| EXTRACT |
>> Begin
[swift-evolution] [Review] SE-0007 Remove C-style for-loops with conditions and incrementers

Fri Dec 11 11:17:58 CST 2015

This does not take continue into account which would then require a
duplication of expr3.
It would also change the scope of variables defined in expr1
potentially causing
collisions or unexpected shadowing.

On Fri, Dec 11, 2015 at 5:27 PM, Erica Sadun via swift-evolution <
swift-evolution at swift.org> wrote:

> For many of these number-crunching performance-stretching scenarios, many
> I suggest once again, that if you're doing serious number crunching that
> Accelerate or similar approaches is to be preferred? As for c-style-for vs
> while, the two are mechanically convertible.
>
>
> Where heavy performance is not required, for-in is more readable,
> maintainable, and optimizable to a sufficient extent that I do not see it
> as a bar to conversion.
>
> -- E
>
>
> On Dec 11, 2015, at 8:44 AM, Paul Cantrell via swift-evolution <
> swift-evolution at swift.org> wrote:
>
> Your revised results are now right in line with what I get in my test
> harness, so that’s reassuring!
>
> I’d quibble with this:
>
>
>    1. The optimized builds are still slower than the for-in “equivalent”
>> End
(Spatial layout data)
>> Begin
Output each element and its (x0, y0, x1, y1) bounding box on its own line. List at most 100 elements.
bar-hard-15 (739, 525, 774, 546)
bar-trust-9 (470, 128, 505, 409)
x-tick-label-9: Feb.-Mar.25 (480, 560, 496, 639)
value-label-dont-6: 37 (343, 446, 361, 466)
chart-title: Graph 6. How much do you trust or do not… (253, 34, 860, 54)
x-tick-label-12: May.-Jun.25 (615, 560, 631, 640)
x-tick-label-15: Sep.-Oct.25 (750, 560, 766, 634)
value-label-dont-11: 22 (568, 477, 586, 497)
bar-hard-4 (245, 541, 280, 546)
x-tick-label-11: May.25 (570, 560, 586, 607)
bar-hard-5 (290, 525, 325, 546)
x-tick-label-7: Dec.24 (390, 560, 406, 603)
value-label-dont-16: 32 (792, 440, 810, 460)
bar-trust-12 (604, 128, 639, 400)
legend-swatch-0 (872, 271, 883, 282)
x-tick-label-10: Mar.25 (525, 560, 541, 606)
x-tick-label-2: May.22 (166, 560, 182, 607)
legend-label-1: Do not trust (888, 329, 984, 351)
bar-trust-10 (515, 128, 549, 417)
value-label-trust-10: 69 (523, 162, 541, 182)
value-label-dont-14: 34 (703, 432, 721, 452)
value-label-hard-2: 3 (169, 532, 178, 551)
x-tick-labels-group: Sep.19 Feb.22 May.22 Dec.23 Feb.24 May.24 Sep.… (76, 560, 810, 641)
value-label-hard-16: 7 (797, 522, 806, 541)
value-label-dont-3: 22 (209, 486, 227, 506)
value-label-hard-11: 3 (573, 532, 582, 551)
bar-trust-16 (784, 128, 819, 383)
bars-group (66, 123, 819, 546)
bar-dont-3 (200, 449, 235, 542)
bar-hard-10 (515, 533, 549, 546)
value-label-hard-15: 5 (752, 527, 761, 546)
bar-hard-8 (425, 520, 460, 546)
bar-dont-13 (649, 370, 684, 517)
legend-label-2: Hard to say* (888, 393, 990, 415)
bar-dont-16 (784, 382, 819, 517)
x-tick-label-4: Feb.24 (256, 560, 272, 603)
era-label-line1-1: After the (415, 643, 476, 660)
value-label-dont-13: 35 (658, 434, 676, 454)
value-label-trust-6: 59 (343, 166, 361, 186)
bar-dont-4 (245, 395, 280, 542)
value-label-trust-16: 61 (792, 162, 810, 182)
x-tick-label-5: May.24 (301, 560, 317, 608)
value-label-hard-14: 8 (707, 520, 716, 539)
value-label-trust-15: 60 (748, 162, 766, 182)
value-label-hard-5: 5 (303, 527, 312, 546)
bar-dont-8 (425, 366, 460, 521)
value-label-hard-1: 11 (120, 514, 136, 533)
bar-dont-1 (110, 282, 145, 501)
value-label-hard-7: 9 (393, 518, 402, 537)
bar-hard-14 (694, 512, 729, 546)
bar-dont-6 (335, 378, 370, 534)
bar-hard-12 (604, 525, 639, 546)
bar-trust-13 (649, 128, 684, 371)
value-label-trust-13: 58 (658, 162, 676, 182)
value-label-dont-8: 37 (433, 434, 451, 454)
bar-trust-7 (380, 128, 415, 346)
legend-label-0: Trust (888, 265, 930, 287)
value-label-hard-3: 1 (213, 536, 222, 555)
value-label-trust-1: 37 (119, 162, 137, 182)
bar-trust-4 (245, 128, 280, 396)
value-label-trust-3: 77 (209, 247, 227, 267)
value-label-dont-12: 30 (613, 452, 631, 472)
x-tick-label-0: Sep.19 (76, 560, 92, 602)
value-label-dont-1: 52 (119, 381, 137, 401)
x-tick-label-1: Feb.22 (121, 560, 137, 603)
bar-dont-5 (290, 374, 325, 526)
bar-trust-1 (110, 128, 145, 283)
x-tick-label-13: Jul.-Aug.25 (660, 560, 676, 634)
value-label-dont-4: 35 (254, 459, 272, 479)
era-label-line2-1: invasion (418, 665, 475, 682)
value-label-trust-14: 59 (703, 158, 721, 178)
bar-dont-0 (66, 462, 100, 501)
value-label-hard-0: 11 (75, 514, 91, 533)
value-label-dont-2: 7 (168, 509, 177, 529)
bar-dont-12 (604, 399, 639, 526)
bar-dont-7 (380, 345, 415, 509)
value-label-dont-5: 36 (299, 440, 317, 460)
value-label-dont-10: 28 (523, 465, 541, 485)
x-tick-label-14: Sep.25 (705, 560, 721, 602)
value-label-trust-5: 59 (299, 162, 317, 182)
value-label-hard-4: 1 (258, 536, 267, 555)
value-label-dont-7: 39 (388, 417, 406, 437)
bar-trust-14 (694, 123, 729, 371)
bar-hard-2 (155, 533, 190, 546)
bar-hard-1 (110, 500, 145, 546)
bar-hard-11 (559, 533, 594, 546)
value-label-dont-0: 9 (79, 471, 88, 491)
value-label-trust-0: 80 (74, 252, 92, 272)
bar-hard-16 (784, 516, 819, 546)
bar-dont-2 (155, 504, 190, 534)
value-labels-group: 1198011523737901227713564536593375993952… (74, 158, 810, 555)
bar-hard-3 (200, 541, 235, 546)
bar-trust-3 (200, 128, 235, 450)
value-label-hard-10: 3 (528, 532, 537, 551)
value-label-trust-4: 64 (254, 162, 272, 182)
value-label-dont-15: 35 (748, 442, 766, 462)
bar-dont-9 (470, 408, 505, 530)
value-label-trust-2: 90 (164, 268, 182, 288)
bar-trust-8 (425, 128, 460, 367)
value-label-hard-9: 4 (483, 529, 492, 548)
>> End
| REQUIRED TASK 1 |
In the swift-evolution post, what does Erica Sadun say is preferable for serious number crunching?
| REQUIRED TASK 2 |
Reproduce the listing word for word, starting at its first line and ending with the line that contains "x-tick-labels-group: Sep.19 Feb.22", including that line.

| REPLY 1 |
Accelerate or similar approaches.

| REPLY 2 |
Output each element and its (x0, y0, x1, y1) bounding box on its own line. List at most 100 elements.
bar-hard-15 (739, 525, 774, 546)
bar-trust-9 (470, 128, 505, 409)
x-tick-label-9: Feb.-Mar.25 (480, 560, 496, 639)
value-label-dont-6: 37 (343, 446, 361, 466)
chart-title: Graph 6. How much do you trust or do not… (253, 34, 860, 54)
x-tick-label-12: May.-Jun.25 (615, 560, 631, 640)
x-tick-label-15: Sep.-Oct.25 (750, 560, 766, 634)
value-label-dont-11: 22 (568, 477, 586, 497)
bar-hard-4 (245, 541, 280, 546)
x-tick-label-11: May.25 (570, 560, 586, 607)
bar-hard-5 (290, 525, 325, 546)
x-tick-label-7: Dec.24 (390, 560, 406, 603)
value-label-dont-16: 32 (792, 440, 810, 460)
bar-trust-12 (604, 128, 639, 400)
legend-swatch-0 (872, 271, 883, 282)
x-tick-label-10: Mar.25 (525, 560, 541, 606)
x-tick-label-2: May.22 (166, 560, 182, 607)
legend-label-1: Do not trust (888, 329, 984, 351)
bar-trust-10 (515, 128, 549, 417)
value-label-trust-10: 69 (523, 162, 541, 182)
value-label-dont-14: 34 (703, 432, 721, 452)
value-label-hard-2: 3 (169, 532, 178, 551)
x-tick-labels-group: Sep.19 Feb.22 May.22 Dec.23 Feb.24 May.24 Sep.… (76, 560, 810, 641)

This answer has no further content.